Goal: Working from the entries that follow, transcribe exactly and only the lines from the one with "Enumerate this screenshot's" through the last, pictures excluded.

Provided data:
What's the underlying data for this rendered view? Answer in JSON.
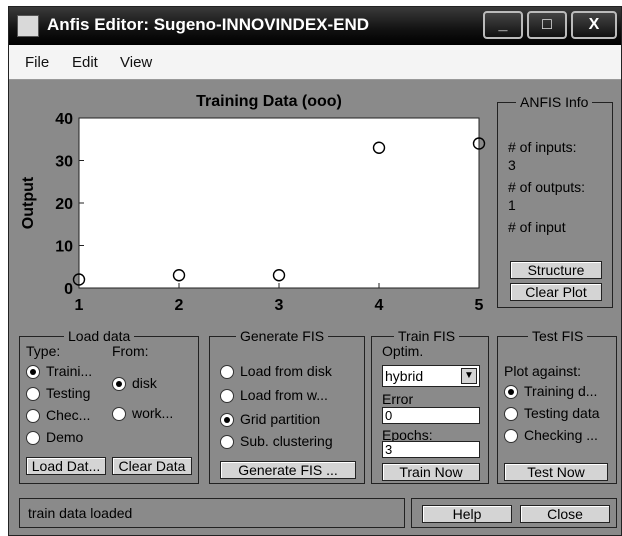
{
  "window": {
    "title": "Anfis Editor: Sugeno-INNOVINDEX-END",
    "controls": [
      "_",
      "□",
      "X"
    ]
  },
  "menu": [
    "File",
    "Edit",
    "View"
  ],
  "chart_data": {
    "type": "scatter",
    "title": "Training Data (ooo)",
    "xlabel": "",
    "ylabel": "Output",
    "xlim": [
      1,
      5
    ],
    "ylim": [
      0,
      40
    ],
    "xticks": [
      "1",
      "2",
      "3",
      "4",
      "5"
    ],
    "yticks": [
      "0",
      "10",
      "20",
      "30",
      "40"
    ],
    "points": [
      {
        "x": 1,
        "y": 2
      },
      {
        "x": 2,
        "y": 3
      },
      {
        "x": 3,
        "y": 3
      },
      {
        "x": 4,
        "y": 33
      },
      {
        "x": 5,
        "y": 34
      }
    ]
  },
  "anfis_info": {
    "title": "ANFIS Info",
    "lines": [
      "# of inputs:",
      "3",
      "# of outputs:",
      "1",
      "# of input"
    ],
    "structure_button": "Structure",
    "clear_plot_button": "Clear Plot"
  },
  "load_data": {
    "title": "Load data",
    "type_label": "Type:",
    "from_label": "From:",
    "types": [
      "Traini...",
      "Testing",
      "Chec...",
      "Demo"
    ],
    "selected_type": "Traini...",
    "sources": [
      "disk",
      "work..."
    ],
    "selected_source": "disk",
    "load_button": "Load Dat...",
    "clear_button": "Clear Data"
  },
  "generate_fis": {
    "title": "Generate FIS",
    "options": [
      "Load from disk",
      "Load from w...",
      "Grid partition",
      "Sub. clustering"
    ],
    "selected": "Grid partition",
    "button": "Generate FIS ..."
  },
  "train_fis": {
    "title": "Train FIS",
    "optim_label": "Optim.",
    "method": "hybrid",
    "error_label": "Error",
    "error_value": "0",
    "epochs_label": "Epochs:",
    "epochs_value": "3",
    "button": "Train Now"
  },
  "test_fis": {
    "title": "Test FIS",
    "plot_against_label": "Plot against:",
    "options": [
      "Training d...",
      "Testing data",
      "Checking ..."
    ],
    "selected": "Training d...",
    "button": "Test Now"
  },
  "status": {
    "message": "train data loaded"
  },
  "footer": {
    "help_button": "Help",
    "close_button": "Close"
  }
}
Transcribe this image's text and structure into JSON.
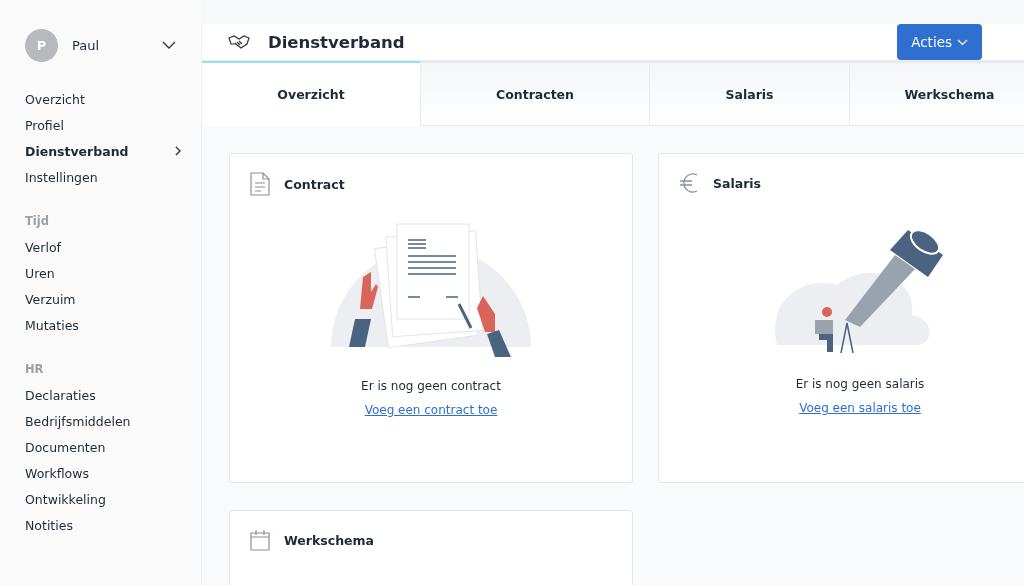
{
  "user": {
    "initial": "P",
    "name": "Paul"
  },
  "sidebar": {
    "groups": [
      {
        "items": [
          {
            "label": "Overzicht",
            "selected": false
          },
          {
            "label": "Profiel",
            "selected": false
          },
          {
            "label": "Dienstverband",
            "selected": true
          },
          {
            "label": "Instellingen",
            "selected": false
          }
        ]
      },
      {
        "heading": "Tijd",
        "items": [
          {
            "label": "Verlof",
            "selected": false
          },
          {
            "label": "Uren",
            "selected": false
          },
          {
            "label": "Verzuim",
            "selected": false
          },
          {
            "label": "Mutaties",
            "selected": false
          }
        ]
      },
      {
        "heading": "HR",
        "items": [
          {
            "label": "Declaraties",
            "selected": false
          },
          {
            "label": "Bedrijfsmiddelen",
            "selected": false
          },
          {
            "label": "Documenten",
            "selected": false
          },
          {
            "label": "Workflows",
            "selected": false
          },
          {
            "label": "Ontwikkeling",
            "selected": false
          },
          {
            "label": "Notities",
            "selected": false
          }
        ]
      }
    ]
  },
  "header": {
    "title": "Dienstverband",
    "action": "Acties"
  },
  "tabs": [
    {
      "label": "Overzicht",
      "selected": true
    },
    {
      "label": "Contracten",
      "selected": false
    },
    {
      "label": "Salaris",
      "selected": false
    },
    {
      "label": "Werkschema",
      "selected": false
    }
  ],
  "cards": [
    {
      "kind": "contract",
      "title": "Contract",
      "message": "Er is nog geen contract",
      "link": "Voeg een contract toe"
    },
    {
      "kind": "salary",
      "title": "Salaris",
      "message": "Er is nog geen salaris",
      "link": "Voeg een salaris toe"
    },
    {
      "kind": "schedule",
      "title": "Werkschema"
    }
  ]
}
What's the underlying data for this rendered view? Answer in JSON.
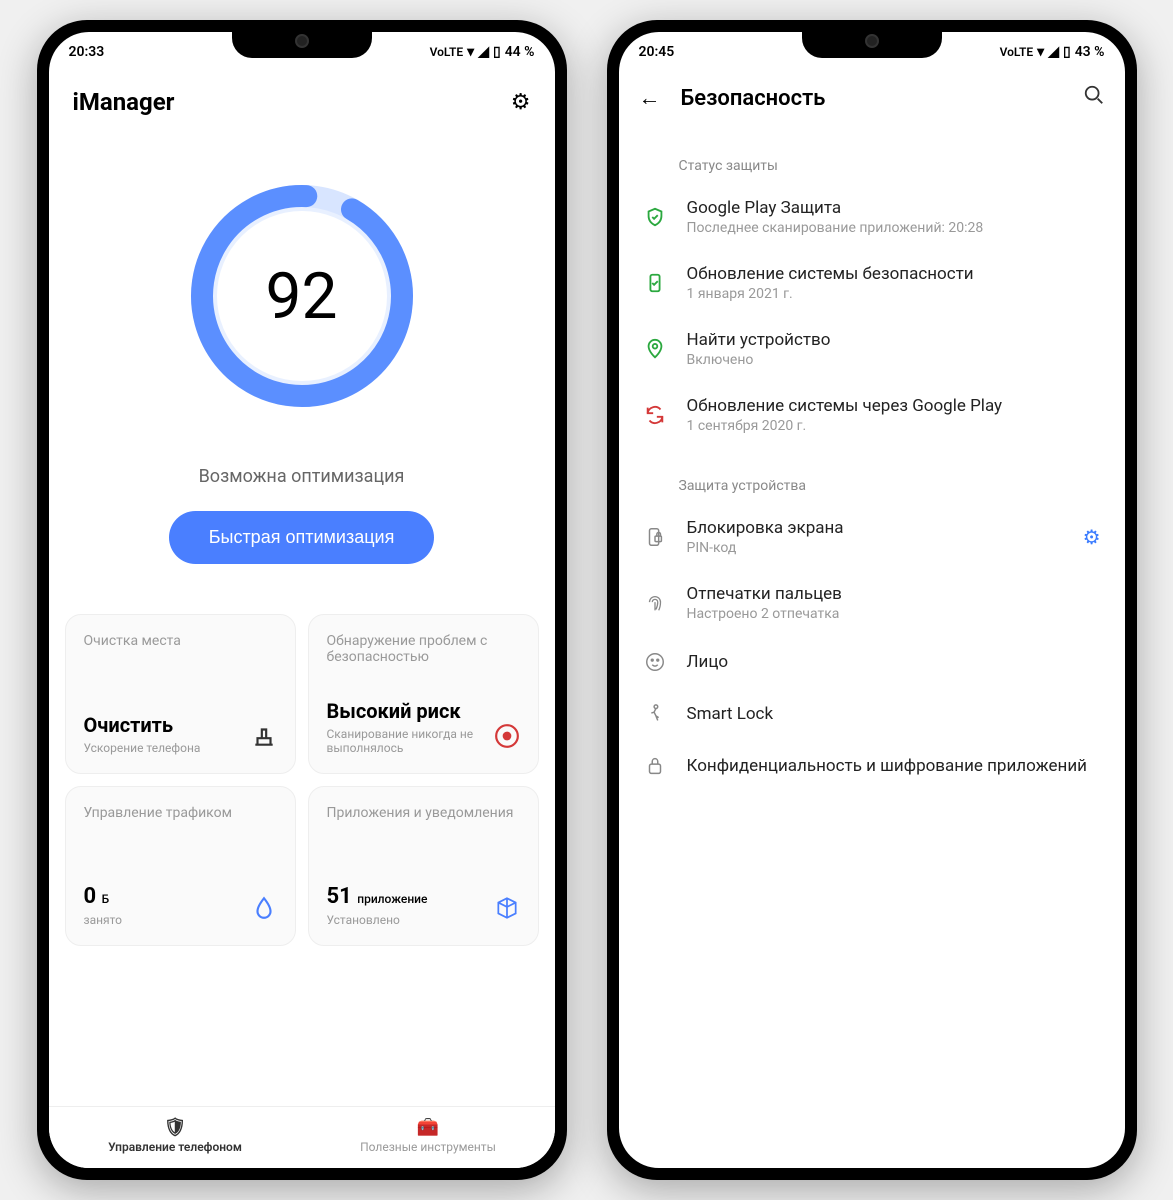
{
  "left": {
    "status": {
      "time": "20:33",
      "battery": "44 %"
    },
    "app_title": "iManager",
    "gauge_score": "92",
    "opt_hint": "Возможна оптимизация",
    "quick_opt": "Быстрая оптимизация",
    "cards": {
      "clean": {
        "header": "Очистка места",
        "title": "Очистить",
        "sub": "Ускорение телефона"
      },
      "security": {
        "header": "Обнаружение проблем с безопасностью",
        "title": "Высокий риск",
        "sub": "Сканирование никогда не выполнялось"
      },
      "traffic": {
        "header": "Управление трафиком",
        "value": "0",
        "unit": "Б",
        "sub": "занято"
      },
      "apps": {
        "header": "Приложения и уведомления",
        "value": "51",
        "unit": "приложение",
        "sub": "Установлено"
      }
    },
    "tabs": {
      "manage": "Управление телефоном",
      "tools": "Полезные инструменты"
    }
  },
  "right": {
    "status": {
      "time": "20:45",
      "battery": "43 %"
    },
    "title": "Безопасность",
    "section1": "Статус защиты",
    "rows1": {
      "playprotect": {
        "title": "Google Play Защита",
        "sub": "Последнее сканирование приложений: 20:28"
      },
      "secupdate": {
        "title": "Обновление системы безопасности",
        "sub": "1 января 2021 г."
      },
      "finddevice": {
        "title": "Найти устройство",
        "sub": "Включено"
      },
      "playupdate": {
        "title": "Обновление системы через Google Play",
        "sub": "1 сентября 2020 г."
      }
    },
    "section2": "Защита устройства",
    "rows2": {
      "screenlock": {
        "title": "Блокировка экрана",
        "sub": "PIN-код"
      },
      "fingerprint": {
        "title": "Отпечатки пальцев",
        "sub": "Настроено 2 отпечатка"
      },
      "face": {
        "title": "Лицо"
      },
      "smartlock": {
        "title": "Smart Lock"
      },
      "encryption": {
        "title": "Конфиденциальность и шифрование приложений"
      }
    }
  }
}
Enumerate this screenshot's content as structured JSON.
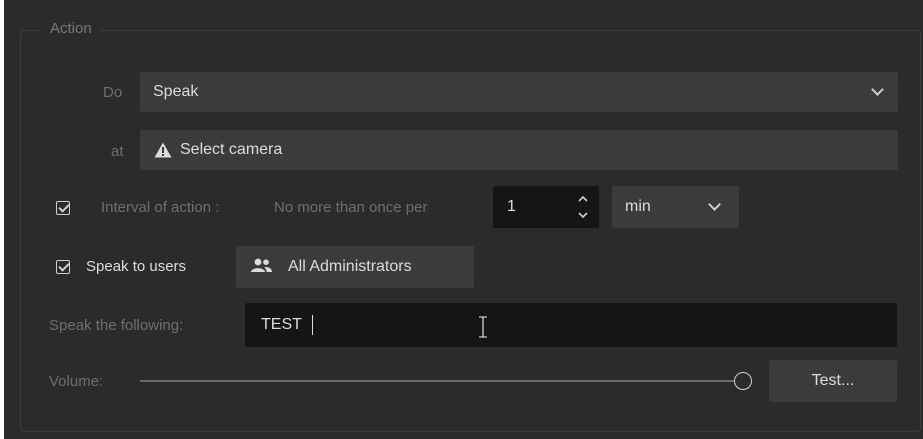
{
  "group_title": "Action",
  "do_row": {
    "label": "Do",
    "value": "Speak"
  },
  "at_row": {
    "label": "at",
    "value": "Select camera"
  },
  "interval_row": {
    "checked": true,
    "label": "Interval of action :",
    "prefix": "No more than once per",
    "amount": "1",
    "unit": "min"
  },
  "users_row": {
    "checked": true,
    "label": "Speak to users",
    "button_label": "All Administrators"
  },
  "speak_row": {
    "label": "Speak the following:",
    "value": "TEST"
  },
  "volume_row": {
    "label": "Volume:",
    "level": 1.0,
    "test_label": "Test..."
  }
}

Answer to the exercise:
Enumerate this screenshot's content as structured JSON.
{
  "group_title": "Action",
  "do_row": {
    "label": "Do",
    "value": "Speak"
  },
  "at_row": {
    "label": "at",
    "value": "Select camera"
  },
  "interval_row": {
    "checked": true,
    "label": "Interval of action :",
    "prefix": "No more than once per",
    "amount": "1",
    "unit": "min"
  },
  "users_row": {
    "checked": true,
    "label": "Speak to users",
    "button_label": "All Administrators"
  },
  "speak_row": {
    "label": "Speak the following:",
    "value": "TEST"
  },
  "volume_row": {
    "label": "Volume:",
    "level": 1.0,
    "test_label": "Test..."
  }
}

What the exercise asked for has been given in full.